TEXT SECTION –
>>>>>
Life is, in many ways, a bittersweet mix of opportunities seized and chances lost.
This all too flawed and earthbound state of affairs is not necessarily the result of poor decision-making or impetuous planning; it’s often simply the consequence of sliding doors rising up to meet us, necessitating that a decision of some kind is made, good or bad, whose outworking, good or bad, must be lived with.
In Nell Freudenberger’s achingly-beautiful and very real Lost and Wanted, Helen Clapp, a physics professor at MIT, is belatedly forced to consider the sum total of decisions taken when news reaches her that her best but currently distant (geographically and emotionally) friend Charlie, whom she’d known since college days, has died.
It is the sort of call no one wants to get it, not simply because it closes the door of renewed contact in a way so final the reverberations are heard thunderously throughout the rest of your life, but because it forces you to confront, in ways you might more happily avoid, the state of your own life.
On paper, Helen was navigated the tricky shoals of life’s grand decisions reasonably well, with all her existential limbs intact.
<<<<<
DATASET CONTENT –
>>>>>
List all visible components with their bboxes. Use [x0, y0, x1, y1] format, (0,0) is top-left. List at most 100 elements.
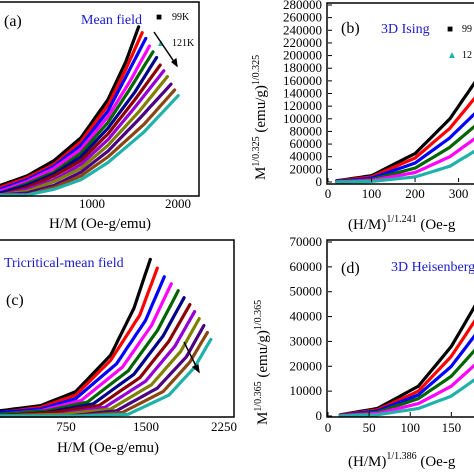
<<<<<
WHAT YOU NEED TO DO –
[1] Duplicate the part of the Lost and Wanted review that begins at "In Nell Freudenberger’s" and ends after "days, has died.".
[2] In the Lost and Wanted review, what is Helen Clapp's job?
[3] Take the Lost and Wanted review further from its last sentence.
The material shown after the review is separate from it.

TASK ANSWERS –
[1]
In Nell Freudenberger’s achingly-beautiful and very real Lost and Wanted, Helen Clapp, a physics professor at MIT, is belatedly forced to consider the sum total of decisions taken when news reaches her that her best but currently distant (geographically and emotionally) friend Charlie, whom she’d known since college days, has died.

[2] She is a physics professor at MIT.

[3]
“I spent one evening going through boxes of old photographs in my closet, until I found the one I was looking for. It was a shot of me and Charlie at her wedding … My expression is giddy—I was more than a little drunk—but Charlie is staring into the camera in a serious way. Maybe it’s the contrast in our expressions, but looking at at this photo, now framed on my desk, I have the strange feeling that something in it is alive. Charlie seems to look through time, as if she knows what’s going to happen and has something very urgent to say, if only I could concentrate hard enough to hear it.” (P. 27)
But dig a little deeper, and through circumstances such as the arrival of Charlie’s ex-husband Terrence and daughter Simmi back to Boston , where Charlie’s parents Carl and Adelaide live, and the marriage of ex-college boyfriend Neel, Helen is forced, like so many of us, to take a good hard long look at the landscape of her life through the haze of grief and regret, and try to determine if she has navigated well or poorly.
It’s a near-impossible thing to judge without rampant subjectivity, since who of us can stand back and assess things with any kind of rationality, and certainly Helen, a bust career woman with a seven-year-old son Jack, is more more capable, of nor possessed of the time to do it, than the rest of us.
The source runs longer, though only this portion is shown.